** START **

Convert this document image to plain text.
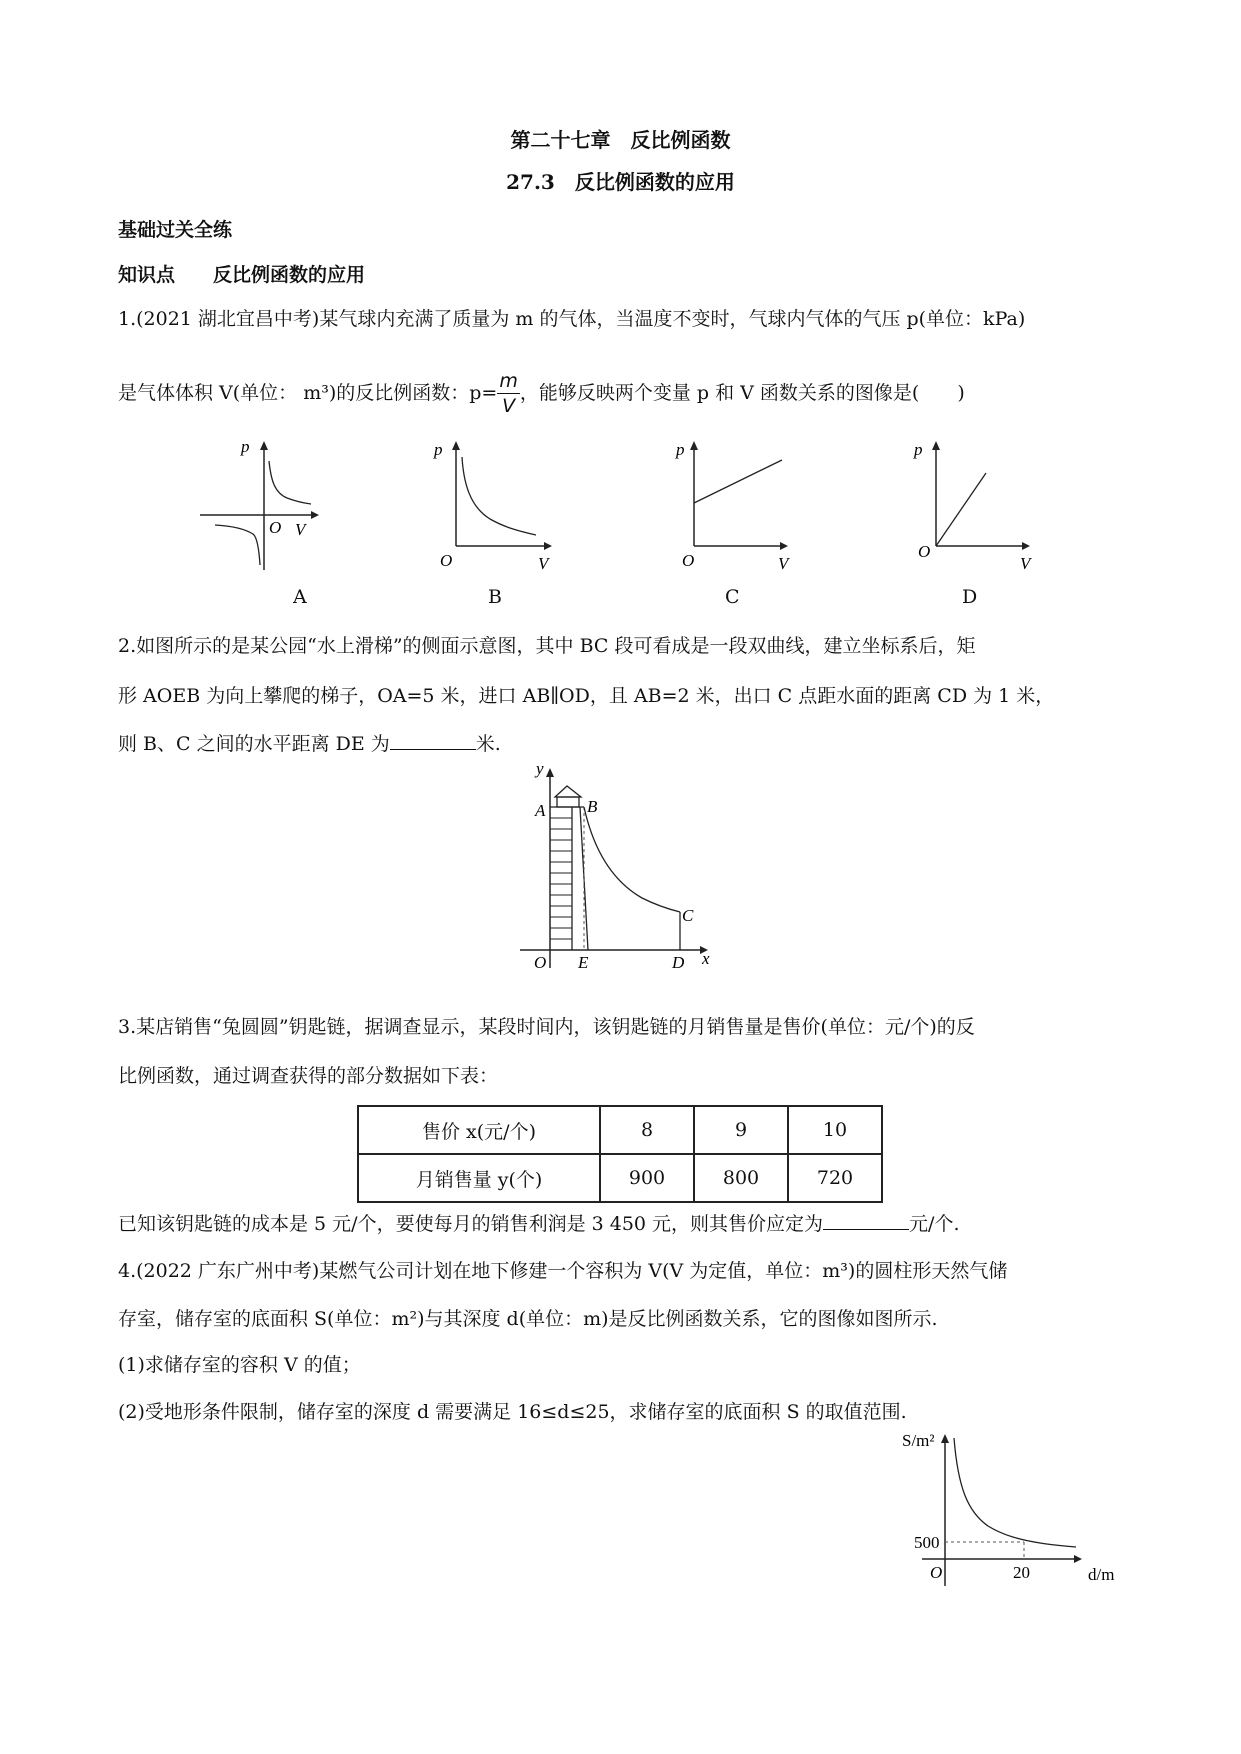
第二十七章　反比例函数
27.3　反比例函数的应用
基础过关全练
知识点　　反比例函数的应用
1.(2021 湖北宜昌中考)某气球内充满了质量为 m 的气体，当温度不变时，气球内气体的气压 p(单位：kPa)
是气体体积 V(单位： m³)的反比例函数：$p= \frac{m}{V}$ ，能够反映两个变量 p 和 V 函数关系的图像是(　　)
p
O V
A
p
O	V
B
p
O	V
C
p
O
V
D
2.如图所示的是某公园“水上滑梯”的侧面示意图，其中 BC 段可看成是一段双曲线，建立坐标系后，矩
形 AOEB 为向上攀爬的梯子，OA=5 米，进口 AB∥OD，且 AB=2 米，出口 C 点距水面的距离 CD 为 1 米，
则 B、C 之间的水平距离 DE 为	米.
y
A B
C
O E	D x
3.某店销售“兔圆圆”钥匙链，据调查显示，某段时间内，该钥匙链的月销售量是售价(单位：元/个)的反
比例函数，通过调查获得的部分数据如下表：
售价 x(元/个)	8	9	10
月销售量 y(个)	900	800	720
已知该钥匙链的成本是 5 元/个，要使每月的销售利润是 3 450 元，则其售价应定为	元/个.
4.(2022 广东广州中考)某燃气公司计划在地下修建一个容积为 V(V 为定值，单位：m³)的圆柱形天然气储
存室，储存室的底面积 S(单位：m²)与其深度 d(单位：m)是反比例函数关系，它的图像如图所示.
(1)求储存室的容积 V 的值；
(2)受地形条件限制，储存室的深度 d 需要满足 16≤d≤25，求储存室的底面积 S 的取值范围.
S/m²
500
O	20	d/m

** END **

Give the data again exactly as written, with all pictures left out.

* **RESPONSE TO THIS EXERCISE**
Convert this document image to plain text.
第二十七章　反比例函数
27.3　反比例函数的应用
基础过关全练
知识点　　反比例函数的应用
1.(2021 湖北宜昌中考)某气球内充满了质量为 m 的气体，当温度不变时，气球内气体的气压 p(单位：kPa)
是气体体积 V(单位： m³)的反比例函数：$p= \frac{m}{V}$ ，能够反映两个变量 p 和 V 函数关系的图像是(　　)
p
O V
A
p
O	V
B
p
O	V
C
p
O
V
D
2.如图所示的是某公园“水上滑梯”的侧面示意图，其中 BC 段可看成是一段双曲线，建立坐标系后，矩
形 AOEB 为向上攀爬的梯子，OA=5 米，进口 AB∥OD，且 AB=2 米，出口 C 点距水面的距离 CD 为 1 米，
则 B、C 之间的水平距离 DE 为	米.
y
A B
C
O E	D x
3.某店销售“兔圆圆”钥匙链，据调查显示，某段时间内，该钥匙链的月销售量是售价(单位：元/个)的反
比例函数，通过调查获得的部分数据如下表：
售价 x(元/个)	8	9	10
月销售量 y(个)	900	800	720
已知该钥匙链的成本是 5 元/个，要使每月的销售利润是 3 450 元，则其售价应定为	元/个.
4.(2022 广东广州中考)某燃气公司计划在地下修建一个容积为 V(V 为定值，单位：m³)的圆柱形天然气储
存室，储存室的底面积 S(单位：m²)与其深度 d(单位：m)是反比例函数关系，它的图像如图所示.
(1)求储存室的容积 V 的值；
(2)受地形条件限制，储存室的深度 d 需要满足 16≤d≤25，求储存室的底面积 S 的取值范围.
S/m²
500
O	20	d/m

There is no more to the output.